_Data for the task_.
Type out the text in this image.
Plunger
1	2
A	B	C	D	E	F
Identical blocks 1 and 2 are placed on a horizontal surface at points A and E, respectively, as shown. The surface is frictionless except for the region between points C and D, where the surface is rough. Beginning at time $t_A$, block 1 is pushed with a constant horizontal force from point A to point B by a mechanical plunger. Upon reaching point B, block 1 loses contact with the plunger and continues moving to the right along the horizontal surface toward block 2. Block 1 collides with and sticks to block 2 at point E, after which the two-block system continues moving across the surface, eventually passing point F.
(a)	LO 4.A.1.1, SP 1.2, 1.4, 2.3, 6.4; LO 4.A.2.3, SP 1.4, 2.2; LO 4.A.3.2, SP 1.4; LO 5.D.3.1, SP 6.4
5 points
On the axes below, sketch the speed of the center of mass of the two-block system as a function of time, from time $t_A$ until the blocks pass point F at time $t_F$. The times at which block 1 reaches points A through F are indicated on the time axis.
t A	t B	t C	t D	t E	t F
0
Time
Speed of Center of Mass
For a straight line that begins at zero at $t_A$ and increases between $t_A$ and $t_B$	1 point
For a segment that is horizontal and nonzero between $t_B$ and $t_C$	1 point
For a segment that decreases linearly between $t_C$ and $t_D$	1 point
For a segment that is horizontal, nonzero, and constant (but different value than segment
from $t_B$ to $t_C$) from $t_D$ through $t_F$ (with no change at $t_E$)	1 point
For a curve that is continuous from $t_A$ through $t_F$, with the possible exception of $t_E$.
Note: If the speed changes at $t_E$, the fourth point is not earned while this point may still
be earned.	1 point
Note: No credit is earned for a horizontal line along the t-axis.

_Set exercise_.
Check every line for "between" and show the ones that have it.

_Solution to this problem_.
Identical blocks 1 and 2 are placed on a horizontal surface at points A and E, respectively, as shown. The surface is frictionless except for the region between points C and D, where the surface is rough. Beginning at time $t_A$, block 1 is pushed with a constant horizontal force from point A to point B by a mechanical plunger. Upon reaching point B, block 1 loses contact with the plunger and continues moving to the right along the horizontal surface toward block 2. Block 1 collides with and sticks to block 2 at point E, after which the two-block system continues moving across the surface, eventually passing point F.
For a straight line that begins at zero at $t_A$ and increases between $t_A$ and $t_B$	1 point
For a segment that is horizontal and nonzero between $t_B$ and $t_C$	1 point
For a segment that decreases linearly between $t_C$ and $t_D$	1 point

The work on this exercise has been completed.